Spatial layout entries
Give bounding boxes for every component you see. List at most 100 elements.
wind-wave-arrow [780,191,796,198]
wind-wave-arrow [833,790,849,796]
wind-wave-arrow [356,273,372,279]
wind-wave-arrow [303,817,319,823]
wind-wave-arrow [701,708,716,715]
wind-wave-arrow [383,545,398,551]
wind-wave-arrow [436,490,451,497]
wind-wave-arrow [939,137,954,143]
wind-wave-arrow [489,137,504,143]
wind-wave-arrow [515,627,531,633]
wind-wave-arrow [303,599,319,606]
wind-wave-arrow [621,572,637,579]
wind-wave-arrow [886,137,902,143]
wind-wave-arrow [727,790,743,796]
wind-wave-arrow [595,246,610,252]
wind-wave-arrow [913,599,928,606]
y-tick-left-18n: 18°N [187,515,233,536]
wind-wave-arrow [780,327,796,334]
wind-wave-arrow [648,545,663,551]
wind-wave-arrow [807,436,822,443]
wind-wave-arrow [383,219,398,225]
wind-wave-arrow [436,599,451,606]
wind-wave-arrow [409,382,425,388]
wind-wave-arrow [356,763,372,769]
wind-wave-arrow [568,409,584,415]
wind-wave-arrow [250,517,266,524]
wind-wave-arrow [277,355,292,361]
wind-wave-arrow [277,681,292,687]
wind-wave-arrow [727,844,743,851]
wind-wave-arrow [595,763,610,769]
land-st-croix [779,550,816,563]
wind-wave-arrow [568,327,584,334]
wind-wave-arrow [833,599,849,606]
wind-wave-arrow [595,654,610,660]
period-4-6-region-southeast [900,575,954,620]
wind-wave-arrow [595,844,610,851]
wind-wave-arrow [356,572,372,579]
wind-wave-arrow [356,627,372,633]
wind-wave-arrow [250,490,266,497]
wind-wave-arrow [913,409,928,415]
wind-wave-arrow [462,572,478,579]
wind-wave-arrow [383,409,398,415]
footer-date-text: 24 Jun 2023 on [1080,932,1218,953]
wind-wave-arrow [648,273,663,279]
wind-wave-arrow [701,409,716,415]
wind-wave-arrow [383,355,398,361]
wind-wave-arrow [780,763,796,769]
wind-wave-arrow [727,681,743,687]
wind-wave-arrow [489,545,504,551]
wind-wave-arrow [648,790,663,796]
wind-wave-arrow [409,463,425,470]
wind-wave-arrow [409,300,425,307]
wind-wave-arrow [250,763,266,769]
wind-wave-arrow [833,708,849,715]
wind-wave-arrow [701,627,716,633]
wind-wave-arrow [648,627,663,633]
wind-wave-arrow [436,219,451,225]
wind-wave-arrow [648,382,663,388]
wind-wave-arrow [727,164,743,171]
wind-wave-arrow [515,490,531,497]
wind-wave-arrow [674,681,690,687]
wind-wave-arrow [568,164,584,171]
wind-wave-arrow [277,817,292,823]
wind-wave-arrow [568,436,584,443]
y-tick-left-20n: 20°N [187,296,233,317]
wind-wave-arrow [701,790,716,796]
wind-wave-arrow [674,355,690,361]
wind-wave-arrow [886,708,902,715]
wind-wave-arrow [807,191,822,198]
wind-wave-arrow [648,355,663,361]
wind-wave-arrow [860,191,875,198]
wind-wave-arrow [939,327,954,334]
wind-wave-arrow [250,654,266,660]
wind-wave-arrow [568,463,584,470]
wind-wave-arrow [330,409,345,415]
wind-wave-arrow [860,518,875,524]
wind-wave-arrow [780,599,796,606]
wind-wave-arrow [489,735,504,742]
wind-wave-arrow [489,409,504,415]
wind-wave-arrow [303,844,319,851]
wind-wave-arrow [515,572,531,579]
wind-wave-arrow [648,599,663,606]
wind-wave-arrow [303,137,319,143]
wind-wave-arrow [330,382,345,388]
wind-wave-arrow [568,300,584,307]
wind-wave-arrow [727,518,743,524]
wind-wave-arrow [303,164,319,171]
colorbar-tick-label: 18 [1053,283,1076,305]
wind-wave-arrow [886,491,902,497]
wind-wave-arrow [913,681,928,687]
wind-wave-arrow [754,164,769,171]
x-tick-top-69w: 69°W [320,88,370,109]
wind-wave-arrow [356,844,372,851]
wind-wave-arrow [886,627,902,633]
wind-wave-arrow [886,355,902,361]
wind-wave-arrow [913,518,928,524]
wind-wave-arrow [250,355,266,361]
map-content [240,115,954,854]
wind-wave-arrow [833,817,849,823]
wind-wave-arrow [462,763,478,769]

## Requirements:
From the start of the data through the line containing "wind-wave-arrow [489,545,504,551]", rewrite those lines with "land-st-croix" swapped for "land-saint-croix" and nothing else altered.

## Right answer:
Give bounding boxes for every component you see. List at most 100 elements.
wind-wave-arrow [780,191,796,198]
wind-wave-arrow [833,790,849,796]
wind-wave-arrow [356,273,372,279]
wind-wave-arrow [303,817,319,823]
wind-wave-arrow [701,708,716,715]
wind-wave-arrow [383,545,398,551]
wind-wave-arrow [436,490,451,497]
wind-wave-arrow [939,137,954,143]
wind-wave-arrow [489,137,504,143]
wind-wave-arrow [515,627,531,633]
wind-wave-arrow [303,599,319,606]
wind-wave-arrow [621,572,637,579]
wind-wave-arrow [886,137,902,143]
wind-wave-arrow [727,790,743,796]
wind-wave-arrow [595,246,610,252]
wind-wave-arrow [913,599,928,606]
y-tick-left-18n: 18°N [187,515,233,536]
wind-wave-arrow [780,327,796,334]
wind-wave-arrow [648,545,663,551]
wind-wave-arrow [807,436,822,443]
wind-wave-arrow [383,219,398,225]
wind-wave-arrow [436,599,451,606]
wind-wave-arrow [409,382,425,388]
wind-wave-arrow [356,763,372,769]
wind-wave-arrow [568,409,584,415]
wind-wave-arrow [250,517,266,524]
wind-wave-arrow [277,355,292,361]
wind-wave-arrow [277,681,292,687]
wind-wave-arrow [727,844,743,851]
wind-wave-arrow [595,763,610,769]
land-saint-croix [779,550,816,563]
wind-wave-arrow [568,327,584,334]
wind-wave-arrow [833,599,849,606]
wind-wave-arrow [595,654,610,660]
period-4-6-region-southeast [900,575,954,620]
wind-wave-arrow [595,844,610,851]
wind-wave-arrow [356,572,372,579]
wind-wave-arrow [356,627,372,633]
wind-wave-arrow [250,490,266,497]
wind-wave-arrow [913,409,928,415]
wind-wave-arrow [462,572,478,579]
wind-wave-arrow [383,409,398,415]
footer-date-text: 24 Jun 2023 on [1080,932,1218,953]
wind-wave-arrow [648,273,663,279]
wind-wave-arrow [701,409,716,415]
wind-wave-arrow [383,355,398,361]
wind-wave-arrow [780,763,796,769]
wind-wave-arrow [727,681,743,687]
wind-wave-arrow [489,545,504,551]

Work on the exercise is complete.